## Begin MATERIAL FOR THIS TASK

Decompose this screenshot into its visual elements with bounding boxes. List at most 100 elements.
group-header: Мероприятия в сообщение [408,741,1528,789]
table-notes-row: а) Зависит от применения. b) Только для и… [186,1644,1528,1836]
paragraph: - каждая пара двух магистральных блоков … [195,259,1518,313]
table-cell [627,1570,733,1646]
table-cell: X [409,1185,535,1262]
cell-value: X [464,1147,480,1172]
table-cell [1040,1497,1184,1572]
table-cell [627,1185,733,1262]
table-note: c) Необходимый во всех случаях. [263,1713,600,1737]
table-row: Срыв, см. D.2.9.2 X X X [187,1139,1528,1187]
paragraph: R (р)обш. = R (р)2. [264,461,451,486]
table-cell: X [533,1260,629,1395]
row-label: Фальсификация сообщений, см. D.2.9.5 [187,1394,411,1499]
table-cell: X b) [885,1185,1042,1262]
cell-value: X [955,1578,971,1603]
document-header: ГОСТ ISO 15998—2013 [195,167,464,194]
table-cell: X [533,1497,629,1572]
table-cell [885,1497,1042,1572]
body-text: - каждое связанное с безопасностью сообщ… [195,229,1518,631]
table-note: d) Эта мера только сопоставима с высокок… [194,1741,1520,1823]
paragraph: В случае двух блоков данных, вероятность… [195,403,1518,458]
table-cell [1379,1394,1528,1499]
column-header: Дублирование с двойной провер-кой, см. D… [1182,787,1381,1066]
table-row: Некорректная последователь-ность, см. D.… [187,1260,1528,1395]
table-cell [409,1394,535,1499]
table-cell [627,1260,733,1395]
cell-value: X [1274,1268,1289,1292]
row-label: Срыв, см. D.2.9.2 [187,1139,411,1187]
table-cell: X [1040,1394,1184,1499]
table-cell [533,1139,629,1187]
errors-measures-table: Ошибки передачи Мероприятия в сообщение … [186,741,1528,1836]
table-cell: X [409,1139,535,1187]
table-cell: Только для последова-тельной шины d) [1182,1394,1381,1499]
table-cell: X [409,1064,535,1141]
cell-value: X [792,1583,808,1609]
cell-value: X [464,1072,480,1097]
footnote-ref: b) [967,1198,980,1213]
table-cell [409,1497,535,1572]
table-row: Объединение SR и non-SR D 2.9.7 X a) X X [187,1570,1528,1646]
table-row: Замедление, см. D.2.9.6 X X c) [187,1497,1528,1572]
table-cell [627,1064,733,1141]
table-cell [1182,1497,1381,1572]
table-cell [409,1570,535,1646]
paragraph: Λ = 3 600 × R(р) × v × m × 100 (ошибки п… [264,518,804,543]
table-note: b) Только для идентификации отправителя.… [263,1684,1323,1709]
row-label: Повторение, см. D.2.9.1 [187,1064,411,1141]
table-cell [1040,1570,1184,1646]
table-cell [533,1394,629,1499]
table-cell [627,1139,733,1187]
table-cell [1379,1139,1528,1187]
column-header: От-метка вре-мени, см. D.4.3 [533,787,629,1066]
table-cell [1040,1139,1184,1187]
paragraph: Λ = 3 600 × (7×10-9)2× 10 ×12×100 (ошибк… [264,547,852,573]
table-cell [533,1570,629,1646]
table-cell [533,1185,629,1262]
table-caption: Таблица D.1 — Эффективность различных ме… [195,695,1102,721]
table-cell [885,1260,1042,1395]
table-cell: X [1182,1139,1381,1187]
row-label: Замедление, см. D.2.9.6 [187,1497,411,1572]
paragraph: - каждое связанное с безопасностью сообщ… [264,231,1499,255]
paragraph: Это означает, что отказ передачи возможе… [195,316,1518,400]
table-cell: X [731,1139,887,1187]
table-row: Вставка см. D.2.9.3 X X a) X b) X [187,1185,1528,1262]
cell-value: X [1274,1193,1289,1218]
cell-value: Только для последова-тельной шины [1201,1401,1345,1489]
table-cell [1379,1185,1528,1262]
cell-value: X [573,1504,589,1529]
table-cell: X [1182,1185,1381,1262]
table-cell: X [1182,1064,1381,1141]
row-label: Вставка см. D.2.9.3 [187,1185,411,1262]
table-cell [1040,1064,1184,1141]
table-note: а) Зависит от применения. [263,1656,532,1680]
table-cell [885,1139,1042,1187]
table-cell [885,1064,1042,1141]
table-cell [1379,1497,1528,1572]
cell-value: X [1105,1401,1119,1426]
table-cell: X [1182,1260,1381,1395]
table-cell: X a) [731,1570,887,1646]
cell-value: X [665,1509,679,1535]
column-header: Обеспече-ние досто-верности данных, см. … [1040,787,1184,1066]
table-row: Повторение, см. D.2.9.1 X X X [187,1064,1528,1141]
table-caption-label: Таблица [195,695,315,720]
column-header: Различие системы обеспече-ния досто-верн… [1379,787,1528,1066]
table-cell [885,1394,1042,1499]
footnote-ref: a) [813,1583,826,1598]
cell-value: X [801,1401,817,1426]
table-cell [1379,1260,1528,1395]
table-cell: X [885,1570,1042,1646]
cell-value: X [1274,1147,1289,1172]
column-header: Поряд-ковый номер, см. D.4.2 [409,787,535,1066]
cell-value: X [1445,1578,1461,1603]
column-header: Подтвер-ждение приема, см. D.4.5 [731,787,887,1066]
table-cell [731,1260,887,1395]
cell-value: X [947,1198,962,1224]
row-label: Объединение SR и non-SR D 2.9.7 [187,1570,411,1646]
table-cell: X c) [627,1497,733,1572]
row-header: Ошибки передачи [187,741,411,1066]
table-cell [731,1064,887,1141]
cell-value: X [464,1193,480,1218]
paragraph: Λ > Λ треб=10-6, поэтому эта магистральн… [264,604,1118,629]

## End MATERIAL FOR THIS TASK

◆ WHAT TO PRODUCE ◆
Please pull out every line of the rows above that contains the string "Мероприятия", matching case exactly.

◆ ANSWER TO THE TASK ◆
group-header: Мероприятия в сообщение [408,741,1528,789]
errors-measures-table: Ошибки передачи Мероприятия в сообщение … [186,741,1528,1836]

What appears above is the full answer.